Exercise description - Repeat the material below word for word and leave out all pictures.

Data tied to figure images -

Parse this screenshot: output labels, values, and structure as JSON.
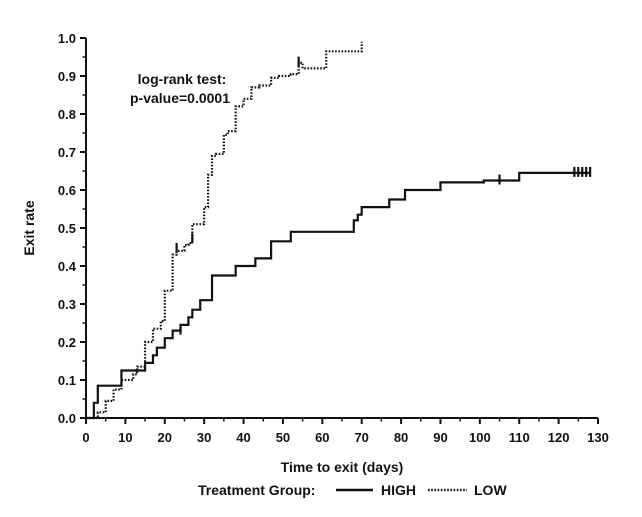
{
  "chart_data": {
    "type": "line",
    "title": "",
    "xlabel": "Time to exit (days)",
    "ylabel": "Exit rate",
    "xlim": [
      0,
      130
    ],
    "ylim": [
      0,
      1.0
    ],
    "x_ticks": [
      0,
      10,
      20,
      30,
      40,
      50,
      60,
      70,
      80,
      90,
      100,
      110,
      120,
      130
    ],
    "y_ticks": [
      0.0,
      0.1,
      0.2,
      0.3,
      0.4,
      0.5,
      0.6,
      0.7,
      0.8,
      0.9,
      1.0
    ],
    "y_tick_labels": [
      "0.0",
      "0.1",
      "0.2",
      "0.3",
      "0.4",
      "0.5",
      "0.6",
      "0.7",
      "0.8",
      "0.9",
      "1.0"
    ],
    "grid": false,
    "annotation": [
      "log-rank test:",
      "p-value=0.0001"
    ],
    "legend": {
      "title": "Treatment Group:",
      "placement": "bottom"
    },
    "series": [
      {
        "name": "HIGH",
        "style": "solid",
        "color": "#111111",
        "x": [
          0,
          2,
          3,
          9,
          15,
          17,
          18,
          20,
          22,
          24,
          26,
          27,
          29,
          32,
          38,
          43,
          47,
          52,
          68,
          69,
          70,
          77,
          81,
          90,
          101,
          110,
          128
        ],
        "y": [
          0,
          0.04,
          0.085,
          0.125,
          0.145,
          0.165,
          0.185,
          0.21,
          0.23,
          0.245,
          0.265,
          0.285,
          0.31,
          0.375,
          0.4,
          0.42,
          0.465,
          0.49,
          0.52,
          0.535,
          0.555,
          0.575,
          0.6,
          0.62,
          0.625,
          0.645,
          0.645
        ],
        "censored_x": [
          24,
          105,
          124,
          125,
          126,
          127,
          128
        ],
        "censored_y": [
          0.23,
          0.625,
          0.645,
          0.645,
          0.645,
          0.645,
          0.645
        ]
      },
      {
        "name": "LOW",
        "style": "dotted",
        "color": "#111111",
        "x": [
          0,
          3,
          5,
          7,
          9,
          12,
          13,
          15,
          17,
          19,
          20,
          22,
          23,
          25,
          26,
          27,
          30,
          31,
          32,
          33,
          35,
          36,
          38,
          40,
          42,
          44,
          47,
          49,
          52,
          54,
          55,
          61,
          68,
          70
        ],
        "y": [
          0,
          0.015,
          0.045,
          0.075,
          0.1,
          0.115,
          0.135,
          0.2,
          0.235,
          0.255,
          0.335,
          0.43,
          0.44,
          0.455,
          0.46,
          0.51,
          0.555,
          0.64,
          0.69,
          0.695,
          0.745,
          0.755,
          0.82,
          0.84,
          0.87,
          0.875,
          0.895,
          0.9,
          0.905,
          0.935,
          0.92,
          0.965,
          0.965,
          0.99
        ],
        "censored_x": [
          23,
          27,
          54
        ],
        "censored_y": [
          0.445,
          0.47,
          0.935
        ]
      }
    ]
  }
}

Written solution -
Parse this screenshot: output labels, values, and structure as JSON.
{
  "chart_data": {
    "type": "line",
    "title": "",
    "xlabel": "Time to exit (days)",
    "ylabel": "Exit rate",
    "xlim": [
      0,
      130
    ],
    "ylim": [
      0,
      1.0
    ],
    "x_ticks": [
      0,
      10,
      20,
      30,
      40,
      50,
      60,
      70,
      80,
      90,
      100,
      110,
      120,
      130
    ],
    "y_ticks": [
      0.0,
      0.1,
      0.2,
      0.3,
      0.4,
      0.5,
      0.6,
      0.7,
      0.8,
      0.9,
      1.0
    ],
    "y_tick_labels": [
      "0.0",
      "0.1",
      "0.2",
      "0.3",
      "0.4",
      "0.5",
      "0.6",
      "0.7",
      "0.8",
      "0.9",
      "1.0"
    ],
    "grid": false,
    "annotation": [
      "log-rank test:",
      "p-value=0.0001"
    ],
    "legend": {
      "title": "Treatment Group:",
      "placement": "bottom"
    },
    "series": [
      {
        "name": "HIGH",
        "style": "solid",
        "color": "#111111",
        "x": [
          0,
          2,
          3,
          9,
          15,
          17,
          18,
          20,
          22,
          24,
          26,
          27,
          29,
          32,
          38,
          43,
          47,
          52,
          68,
          69,
          70,
          77,
          81,
          90,
          101,
          110,
          128
        ],
        "y": [
          0,
          0.04,
          0.085,
          0.125,
          0.145,
          0.165,
          0.185,
          0.21,
          0.23,
          0.245,
          0.265,
          0.285,
          0.31,
          0.375,
          0.4,
          0.42,
          0.465,
          0.49,
          0.52,
          0.535,
          0.555,
          0.575,
          0.6,
          0.62,
          0.625,
          0.645,
          0.645
        ],
        "censored_x": [
          24,
          105,
          124,
          125,
          126,
          127,
          128
        ],
        "censored_y": [
          0.23,
          0.625,
          0.645,
          0.645,
          0.645,
          0.645,
          0.645
        ]
      },
      {
        "name": "LOW",
        "style": "dotted",
        "color": "#111111",
        "x": [
          0,
          3,
          5,
          7,
          9,
          12,
          13,
          15,
          17,
          19,
          20,
          22,
          23,
          25,
          26,
          27,
          30,
          31,
          32,
          33,
          35,
          36,
          38,
          40,
          42,
          44,
          47,
          49,
          52,
          54,
          55,
          61,
          68,
          70
        ],
        "y": [
          0,
          0.015,
          0.045,
          0.075,
          0.1,
          0.115,
          0.135,
          0.2,
          0.235,
          0.255,
          0.335,
          0.43,
          0.44,
          0.455,
          0.46,
          0.51,
          0.555,
          0.64,
          0.69,
          0.695,
          0.745,
          0.755,
          0.82,
          0.84,
          0.87,
          0.875,
          0.895,
          0.9,
          0.905,
          0.935,
          0.92,
          0.965,
          0.965,
          0.99
        ],
        "censored_x": [
          23,
          27,
          54
        ],
        "censored_y": [
          0.445,
          0.47,
          0.935
        ]
      }
    ]
  }
}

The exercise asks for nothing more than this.